■ GIVEN EXERCISE ■
Copy each line with the word "Computer" in it.
::::::
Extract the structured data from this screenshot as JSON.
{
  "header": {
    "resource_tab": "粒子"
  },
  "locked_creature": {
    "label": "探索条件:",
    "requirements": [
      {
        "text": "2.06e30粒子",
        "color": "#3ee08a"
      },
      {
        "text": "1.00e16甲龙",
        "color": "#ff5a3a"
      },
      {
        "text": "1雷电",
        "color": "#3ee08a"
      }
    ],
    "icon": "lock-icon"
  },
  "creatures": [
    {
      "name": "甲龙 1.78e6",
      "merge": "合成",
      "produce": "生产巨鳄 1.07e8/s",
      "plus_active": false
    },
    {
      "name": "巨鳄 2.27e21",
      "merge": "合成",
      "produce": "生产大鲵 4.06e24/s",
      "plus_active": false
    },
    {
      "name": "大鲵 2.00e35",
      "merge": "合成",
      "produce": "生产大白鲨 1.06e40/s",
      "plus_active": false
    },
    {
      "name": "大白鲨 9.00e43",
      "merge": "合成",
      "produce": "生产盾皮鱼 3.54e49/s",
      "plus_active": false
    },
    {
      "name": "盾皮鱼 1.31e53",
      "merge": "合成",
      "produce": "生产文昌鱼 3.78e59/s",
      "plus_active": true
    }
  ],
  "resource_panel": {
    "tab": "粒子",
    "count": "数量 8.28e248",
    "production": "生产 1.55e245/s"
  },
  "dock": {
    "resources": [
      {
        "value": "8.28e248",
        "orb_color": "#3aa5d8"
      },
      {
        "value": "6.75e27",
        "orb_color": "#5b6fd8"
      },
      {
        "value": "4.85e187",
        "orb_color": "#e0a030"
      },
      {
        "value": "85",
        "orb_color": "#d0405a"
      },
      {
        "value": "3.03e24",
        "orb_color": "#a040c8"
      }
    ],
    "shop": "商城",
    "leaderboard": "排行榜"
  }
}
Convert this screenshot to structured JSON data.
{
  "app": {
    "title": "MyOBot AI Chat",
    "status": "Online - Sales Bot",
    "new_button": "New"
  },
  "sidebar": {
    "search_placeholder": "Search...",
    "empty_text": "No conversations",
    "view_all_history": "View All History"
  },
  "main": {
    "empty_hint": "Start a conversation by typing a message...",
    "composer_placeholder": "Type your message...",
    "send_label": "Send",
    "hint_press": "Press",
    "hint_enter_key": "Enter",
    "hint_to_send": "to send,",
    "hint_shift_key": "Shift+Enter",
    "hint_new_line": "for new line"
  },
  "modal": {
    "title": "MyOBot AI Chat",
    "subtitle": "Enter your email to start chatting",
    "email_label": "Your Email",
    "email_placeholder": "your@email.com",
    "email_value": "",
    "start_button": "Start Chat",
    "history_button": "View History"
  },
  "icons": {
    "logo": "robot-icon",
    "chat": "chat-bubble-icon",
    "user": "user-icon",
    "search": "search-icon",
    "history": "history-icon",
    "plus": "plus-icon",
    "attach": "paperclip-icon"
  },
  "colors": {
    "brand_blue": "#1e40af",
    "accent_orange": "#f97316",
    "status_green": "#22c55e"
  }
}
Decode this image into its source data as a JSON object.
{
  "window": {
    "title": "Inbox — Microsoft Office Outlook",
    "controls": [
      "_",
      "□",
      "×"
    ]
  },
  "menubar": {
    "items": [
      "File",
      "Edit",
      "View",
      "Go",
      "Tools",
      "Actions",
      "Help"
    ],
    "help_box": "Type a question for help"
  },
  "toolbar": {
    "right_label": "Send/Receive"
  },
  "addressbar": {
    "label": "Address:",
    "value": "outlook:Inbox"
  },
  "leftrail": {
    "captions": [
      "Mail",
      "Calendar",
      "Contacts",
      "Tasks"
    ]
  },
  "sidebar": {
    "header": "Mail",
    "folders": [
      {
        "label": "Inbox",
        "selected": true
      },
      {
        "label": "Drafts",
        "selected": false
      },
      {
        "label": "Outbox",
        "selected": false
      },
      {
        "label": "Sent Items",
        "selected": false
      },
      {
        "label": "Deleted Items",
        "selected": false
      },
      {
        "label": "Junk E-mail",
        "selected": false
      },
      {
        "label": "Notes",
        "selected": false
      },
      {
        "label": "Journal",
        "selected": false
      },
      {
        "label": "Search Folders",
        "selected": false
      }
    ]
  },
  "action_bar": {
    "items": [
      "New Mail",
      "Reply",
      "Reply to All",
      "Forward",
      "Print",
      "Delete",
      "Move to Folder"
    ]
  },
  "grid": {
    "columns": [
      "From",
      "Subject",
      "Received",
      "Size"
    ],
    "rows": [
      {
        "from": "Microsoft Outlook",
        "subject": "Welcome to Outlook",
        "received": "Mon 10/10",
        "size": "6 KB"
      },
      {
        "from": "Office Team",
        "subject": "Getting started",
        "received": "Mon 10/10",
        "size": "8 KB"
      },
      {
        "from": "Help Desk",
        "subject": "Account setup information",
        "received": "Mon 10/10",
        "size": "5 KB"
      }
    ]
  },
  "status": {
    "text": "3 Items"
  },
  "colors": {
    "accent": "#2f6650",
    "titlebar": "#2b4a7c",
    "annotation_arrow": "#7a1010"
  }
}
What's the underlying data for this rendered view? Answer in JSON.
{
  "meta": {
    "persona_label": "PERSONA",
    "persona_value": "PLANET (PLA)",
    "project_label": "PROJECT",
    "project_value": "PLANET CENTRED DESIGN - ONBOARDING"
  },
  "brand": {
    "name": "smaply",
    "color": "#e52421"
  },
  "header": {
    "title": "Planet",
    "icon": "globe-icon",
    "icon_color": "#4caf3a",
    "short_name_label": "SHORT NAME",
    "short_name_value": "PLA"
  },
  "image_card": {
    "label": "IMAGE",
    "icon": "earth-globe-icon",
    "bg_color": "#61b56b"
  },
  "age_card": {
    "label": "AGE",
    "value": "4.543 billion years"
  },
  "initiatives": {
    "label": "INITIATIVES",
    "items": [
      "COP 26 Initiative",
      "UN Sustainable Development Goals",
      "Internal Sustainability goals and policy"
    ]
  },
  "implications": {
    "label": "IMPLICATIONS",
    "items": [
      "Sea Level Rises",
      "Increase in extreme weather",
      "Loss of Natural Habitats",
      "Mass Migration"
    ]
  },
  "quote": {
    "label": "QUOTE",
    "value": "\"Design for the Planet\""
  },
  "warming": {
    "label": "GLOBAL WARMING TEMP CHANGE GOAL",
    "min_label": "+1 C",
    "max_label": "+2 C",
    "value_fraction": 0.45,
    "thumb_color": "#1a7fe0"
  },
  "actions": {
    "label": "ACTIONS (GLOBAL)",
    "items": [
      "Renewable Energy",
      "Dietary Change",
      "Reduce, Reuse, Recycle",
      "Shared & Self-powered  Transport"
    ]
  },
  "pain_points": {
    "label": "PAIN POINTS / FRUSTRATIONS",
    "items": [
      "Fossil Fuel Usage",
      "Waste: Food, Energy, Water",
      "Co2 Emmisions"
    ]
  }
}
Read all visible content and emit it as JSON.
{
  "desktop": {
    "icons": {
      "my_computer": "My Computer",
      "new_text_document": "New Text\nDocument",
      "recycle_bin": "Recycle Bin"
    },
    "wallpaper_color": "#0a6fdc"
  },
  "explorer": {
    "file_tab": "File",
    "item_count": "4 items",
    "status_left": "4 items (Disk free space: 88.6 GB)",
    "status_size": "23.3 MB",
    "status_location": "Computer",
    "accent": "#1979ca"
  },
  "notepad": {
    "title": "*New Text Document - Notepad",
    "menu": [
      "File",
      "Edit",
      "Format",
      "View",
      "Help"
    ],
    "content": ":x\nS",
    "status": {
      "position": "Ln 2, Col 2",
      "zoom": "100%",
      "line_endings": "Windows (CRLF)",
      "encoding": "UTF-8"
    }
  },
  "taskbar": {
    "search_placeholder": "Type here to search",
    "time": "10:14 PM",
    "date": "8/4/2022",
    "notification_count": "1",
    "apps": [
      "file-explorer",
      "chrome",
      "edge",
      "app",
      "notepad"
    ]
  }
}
::::::
■ SOLUTION ■
      "my_computer": "My Computer",
    "status_location": "Computer",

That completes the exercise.